» Written request: Copy each line of the material below that includes the string "JSON".
++++++++
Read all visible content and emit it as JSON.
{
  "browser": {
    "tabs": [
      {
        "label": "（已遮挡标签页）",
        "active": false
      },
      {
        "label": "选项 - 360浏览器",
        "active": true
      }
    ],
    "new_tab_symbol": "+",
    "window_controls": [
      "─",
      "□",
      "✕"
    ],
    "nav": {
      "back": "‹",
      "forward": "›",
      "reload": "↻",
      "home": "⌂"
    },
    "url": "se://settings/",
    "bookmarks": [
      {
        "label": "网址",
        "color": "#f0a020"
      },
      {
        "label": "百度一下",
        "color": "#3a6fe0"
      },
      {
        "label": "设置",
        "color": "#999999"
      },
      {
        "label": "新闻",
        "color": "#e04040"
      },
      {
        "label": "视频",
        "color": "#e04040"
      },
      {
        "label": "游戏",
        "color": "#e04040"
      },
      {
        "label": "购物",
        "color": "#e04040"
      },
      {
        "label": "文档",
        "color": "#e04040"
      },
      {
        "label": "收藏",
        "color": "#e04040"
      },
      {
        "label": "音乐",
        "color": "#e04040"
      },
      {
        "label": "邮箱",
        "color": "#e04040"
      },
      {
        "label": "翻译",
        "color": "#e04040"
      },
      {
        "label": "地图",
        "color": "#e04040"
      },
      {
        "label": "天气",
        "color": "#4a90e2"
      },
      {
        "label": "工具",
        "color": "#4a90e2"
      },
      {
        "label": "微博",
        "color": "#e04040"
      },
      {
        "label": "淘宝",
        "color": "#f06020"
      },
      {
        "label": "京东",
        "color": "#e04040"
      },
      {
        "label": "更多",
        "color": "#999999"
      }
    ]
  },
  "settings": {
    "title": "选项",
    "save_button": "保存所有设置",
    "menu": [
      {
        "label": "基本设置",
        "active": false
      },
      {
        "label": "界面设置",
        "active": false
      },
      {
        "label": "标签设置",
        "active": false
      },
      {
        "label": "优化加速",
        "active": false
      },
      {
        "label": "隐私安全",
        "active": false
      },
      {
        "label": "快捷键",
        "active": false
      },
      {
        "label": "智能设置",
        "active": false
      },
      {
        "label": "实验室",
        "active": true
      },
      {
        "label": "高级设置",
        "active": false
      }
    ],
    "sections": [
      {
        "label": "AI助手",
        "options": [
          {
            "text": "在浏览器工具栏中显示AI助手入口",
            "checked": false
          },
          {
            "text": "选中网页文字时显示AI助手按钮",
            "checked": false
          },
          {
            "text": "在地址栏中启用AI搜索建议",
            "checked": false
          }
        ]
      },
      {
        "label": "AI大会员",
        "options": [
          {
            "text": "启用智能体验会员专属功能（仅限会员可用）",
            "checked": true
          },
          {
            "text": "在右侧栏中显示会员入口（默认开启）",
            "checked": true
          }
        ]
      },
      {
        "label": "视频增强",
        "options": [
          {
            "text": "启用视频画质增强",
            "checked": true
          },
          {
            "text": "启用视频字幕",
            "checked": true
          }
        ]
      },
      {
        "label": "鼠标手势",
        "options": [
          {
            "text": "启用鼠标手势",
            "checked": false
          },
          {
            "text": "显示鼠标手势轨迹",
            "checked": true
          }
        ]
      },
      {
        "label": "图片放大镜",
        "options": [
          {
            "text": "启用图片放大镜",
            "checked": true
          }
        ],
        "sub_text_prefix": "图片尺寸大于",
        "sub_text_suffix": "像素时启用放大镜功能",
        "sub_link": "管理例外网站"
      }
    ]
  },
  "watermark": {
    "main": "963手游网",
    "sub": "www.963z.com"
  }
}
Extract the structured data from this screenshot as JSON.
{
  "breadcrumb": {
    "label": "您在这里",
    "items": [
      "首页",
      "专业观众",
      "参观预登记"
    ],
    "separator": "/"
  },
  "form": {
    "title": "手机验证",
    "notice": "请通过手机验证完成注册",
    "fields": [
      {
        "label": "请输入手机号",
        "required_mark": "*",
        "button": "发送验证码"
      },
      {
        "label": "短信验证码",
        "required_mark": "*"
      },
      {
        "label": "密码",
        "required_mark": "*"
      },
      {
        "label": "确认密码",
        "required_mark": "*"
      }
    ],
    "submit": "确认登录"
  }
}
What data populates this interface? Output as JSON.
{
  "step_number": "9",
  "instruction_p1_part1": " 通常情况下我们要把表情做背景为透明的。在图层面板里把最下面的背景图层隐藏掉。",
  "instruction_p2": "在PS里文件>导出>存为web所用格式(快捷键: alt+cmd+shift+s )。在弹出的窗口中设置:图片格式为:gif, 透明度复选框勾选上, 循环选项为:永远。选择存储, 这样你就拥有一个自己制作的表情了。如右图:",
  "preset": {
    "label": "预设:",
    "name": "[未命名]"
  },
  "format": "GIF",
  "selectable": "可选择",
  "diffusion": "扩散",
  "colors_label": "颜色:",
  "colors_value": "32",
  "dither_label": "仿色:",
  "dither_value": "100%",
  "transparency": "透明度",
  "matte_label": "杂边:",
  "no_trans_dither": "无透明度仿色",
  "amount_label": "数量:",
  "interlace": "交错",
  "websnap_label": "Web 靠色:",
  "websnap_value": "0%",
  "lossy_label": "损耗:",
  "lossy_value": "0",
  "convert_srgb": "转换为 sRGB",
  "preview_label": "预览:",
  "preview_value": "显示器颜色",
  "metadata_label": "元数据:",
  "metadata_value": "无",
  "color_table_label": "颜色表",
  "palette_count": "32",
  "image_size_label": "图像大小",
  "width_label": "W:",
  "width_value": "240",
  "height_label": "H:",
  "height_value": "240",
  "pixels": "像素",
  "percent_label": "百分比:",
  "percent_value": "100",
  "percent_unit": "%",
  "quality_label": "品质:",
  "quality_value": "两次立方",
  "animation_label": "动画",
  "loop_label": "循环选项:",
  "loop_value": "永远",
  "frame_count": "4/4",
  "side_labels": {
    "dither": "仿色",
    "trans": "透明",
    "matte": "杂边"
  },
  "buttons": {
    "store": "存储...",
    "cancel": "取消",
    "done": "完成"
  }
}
++++++++
» Exercise result:
Read all visible content and emit it as JSON.
Extract the structured data from this screenshot as JSON.
What data populates this interface? Output as JSON.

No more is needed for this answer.